PROVIDED ENTRIES
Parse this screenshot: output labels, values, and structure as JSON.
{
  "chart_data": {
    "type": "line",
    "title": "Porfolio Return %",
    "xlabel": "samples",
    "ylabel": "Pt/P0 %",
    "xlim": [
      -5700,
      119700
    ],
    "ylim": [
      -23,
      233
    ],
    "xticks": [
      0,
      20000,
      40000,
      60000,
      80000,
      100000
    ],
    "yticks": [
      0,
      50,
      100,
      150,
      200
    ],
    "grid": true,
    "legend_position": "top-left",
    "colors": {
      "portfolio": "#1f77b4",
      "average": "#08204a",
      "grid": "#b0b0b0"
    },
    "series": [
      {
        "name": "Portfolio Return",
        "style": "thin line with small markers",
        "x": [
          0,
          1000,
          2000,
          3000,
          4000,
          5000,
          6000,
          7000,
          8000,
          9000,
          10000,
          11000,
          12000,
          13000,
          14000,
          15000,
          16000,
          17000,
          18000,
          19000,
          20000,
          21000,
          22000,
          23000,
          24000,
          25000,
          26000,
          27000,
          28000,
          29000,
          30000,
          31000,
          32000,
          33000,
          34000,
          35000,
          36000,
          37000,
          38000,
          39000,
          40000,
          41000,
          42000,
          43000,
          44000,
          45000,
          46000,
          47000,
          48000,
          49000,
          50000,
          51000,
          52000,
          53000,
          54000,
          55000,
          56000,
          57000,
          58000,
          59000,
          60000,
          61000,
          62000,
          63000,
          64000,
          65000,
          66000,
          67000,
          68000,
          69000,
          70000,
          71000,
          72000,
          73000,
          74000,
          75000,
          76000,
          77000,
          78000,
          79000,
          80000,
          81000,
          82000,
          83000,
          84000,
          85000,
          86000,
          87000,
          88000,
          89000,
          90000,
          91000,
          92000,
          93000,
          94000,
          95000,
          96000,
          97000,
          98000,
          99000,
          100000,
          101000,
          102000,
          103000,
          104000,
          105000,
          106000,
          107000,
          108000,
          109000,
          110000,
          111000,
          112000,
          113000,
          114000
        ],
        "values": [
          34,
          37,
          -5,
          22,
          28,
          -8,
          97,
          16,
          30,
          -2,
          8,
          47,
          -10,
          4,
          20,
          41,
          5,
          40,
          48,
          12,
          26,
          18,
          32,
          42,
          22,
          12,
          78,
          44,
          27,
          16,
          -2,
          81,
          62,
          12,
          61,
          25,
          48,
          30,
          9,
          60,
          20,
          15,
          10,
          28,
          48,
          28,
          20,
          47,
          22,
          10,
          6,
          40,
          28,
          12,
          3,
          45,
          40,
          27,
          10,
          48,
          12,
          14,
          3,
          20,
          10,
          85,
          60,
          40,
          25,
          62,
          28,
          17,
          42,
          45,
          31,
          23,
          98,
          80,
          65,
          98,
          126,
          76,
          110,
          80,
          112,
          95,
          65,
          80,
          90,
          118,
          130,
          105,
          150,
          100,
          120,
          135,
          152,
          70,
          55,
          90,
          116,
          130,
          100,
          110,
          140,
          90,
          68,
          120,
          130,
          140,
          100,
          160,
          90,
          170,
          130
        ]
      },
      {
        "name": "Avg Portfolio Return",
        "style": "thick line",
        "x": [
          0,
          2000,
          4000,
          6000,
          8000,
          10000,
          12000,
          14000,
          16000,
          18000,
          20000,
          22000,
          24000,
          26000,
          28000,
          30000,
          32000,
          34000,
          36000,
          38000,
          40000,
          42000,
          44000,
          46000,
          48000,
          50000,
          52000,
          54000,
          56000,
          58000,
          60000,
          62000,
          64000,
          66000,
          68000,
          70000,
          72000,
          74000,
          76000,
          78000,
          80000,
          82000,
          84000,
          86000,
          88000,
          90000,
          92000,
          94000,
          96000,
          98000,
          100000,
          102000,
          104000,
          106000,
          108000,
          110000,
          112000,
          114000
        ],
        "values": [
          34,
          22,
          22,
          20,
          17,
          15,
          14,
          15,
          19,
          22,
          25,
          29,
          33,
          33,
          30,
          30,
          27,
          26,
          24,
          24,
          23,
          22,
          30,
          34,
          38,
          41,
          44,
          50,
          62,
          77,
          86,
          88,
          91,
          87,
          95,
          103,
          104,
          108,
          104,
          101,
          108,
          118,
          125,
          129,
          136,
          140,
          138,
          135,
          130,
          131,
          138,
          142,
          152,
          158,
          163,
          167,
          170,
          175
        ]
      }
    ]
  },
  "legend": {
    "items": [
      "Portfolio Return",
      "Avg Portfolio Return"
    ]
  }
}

REQUIREMENTS
Set down all of the entries exactly, please.

WRITTEN REPLY
Parse this screenshot: output labels, values, and structure as JSON.
{
  "chart_data": {
    "type": "line",
    "title": "Porfolio Return %",
    "xlabel": "samples",
    "ylabel": "Pt/P0 %",
    "xlim": [
      -5700,
      119700
    ],
    "ylim": [
      -23,
      233
    ],
    "xticks": [
      0,
      20000,
      40000,
      60000,
      80000,
      100000
    ],
    "yticks": [
      0,
      50,
      100,
      150,
      200
    ],
    "grid": true,
    "legend_position": "top-left",
    "colors": {
      "portfolio": "#1f77b4",
      "average": "#08204a",
      "grid": "#b0b0b0"
    },
    "series": [
      {
        "name": "Portfolio Return",
        "style": "thin line with small markers",
        "x": [
          0,
          1000,
          2000,
          3000,
          4000,
          5000,
          6000,
          7000,
          8000,
          9000,
          10000,
          11000,
          12000,
          13000,
          14000,
          15000,
          16000,
          17000,
          18000,
          19000,
          20000,
          21000,
          22000,
          23000,
          24000,
          25000,
          26000,
          27000,
          28000,
          29000,
          30000,
          31000,
          32000,
          33000,
          34000,
          35000,
          36000,
          37000,
          38000,
          39000,
          40000,
          41000,
          42000,
          43000,
          44000,
          45000,
          46000,
          47000,
          48000,
          49000,
          50000,
          51000,
          52000,
          53000,
          54000,
          55000,
          56000,
          57000,
          58000,
          59000,
          60000,
          61000,
          62000,
          63000,
          64000,
          65000,
          66000,
          67000,
          68000,
          69000,
          70000,
          71000,
          72000,
          73000,
          74000,
          75000,
          76000,
          77000,
          78000,
          79000,
          80000,
          81000,
          82000,
          83000,
          84000,
          85000,
          86000,
          87000,
          88000,
          89000,
          90000,
          91000,
          92000,
          93000,
          94000,
          95000,
          96000,
          97000,
          98000,
          99000,
          100000,
          101000,
          102000,
          103000,
          104000,
          105000,
          106000,
          107000,
          108000,
          109000,
          110000,
          111000,
          112000,
          113000,
          114000
        ],
        "values": [
          34,
          37,
          -5,
          22,
          28,
          -8,
          97,
          16,
          30,
          -2,
          8,
          47,
          -10,
          4,
          20,
          41,
          5,
          40,
          48,
          12,
          26,
          18,
          32,
          42,
          22,
          12,
          78,
          44,
          27,
          16,
          -2,
          81,
          62,
          12,
          61,
          25,
          48,
          30,
          9,
          60,
          20,
          15,
          10,
          28,
          48,
          28,
          20,
          47,
          22,
          10,
          6,
          40,
          28,
          12,
          3,
          45,
          40,
          27,
          10,
          48,
          12,
          14,
          3,
          20,
          10,
          85,
          60,
          40,
          25,
          62,
          28,
          17,
          42,
          45,
          31,
          23,
          98,
          80,
          65,
          98,
          126,
          76,
          110,
          80,
          112,
          95,
          65,
          80,
          90,
          118,
          130,
          105,
          150,
          100,
          120,
          135,
          152,
          70,
          55,
          90,
          116,
          130,
          100,
          110,
          140,
          90,
          68,
          120,
          130,
          140,
          100,
          160,
          90,
          170,
          130
        ]
      },
      {
        "name": "Avg Portfolio Return",
        "style": "thick line",
        "x": [
          0,
          2000,
          4000,
          6000,
          8000,
          10000,
          12000,
          14000,
          16000,
          18000,
          20000,
          22000,
          24000,
          26000,
          28000,
          30000,
          32000,
          34000,
          36000,
          38000,
          40000,
          42000,
          44000,
          46000,
          48000,
          50000,
          52000,
          54000,
          56000,
          58000,
          60000,
          62000,
          64000,
          66000,
          68000,
          70000,
          72000,
          74000,
          76000,
          78000,
          80000,
          82000,
          84000,
          86000,
          88000,
          90000,
          92000,
          94000,
          96000,
          98000,
          100000,
          102000,
          104000,
          106000,
          108000,
          110000,
          112000,
          114000
        ],
        "values": [
          34,
          22,
          22,
          20,
          17,
          15,
          14,
          15,
          19,
          22,
          25,
          29,
          33,
          33,
          30,
          30,
          27,
          26,
          24,
          24,
          23,
          22,
          30,
          34,
          38,
          41,
          44,
          50,
          62,
          77,
          86,
          88,
          91,
          87,
          95,
          103,
          104,
          108,
          104,
          101,
          108,
          118,
          125,
          129,
          136,
          140,
          138,
          135,
          130,
          131,
          138,
          142,
          152,
          158,
          163,
          167,
          170,
          175
        ]
      }
    ]
  },
  "legend": {
    "items": [
      "Portfolio Return",
      "Avg Portfolio Return"
    ]
  }
}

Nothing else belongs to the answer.